* BEGIN *
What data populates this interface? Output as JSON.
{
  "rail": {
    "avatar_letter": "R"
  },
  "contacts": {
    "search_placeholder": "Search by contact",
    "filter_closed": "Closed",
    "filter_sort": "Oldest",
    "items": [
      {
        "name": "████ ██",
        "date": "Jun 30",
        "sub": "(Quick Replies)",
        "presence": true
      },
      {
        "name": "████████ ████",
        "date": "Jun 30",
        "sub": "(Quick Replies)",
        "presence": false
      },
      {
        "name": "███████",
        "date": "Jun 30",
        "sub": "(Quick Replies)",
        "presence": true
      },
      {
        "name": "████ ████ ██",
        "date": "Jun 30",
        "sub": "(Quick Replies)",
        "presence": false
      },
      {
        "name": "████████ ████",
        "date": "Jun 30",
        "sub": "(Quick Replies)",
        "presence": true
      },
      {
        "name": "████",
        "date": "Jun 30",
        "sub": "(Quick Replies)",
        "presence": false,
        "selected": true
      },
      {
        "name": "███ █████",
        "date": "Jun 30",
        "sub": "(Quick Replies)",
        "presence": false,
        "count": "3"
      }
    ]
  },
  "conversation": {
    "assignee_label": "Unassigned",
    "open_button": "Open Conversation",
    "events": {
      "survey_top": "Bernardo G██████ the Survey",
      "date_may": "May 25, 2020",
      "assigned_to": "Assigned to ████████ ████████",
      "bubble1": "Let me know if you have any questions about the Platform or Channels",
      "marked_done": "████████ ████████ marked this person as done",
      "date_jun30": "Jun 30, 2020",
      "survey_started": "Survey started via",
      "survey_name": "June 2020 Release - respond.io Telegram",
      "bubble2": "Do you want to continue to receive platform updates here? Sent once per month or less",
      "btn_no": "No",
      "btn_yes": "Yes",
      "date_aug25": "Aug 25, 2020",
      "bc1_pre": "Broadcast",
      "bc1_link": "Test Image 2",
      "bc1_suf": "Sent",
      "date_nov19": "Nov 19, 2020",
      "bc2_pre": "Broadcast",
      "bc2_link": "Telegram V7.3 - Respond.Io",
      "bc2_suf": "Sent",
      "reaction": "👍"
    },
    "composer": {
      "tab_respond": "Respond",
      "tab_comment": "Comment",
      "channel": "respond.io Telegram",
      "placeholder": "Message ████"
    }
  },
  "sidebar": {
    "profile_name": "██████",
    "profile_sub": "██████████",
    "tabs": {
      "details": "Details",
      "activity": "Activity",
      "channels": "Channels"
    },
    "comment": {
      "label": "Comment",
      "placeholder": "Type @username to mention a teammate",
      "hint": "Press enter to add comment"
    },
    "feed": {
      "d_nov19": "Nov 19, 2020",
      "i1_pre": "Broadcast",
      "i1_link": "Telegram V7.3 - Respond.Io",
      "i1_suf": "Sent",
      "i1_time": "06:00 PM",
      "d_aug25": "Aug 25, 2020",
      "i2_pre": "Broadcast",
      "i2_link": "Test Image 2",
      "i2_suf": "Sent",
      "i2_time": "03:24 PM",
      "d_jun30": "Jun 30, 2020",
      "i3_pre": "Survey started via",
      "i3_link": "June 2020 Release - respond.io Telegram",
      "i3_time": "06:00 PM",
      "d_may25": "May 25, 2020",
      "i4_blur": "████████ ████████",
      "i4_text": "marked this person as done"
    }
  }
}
* END *
▶ [EXERCISE INSTRUCTIONS] In the records, locate each line holding the string "marked" and copy it.

▶ [COMPLETED EXERCISE]
      "marked_done": "████████ ████████ marked this person as done",
      "i4_text": "marked this person as done"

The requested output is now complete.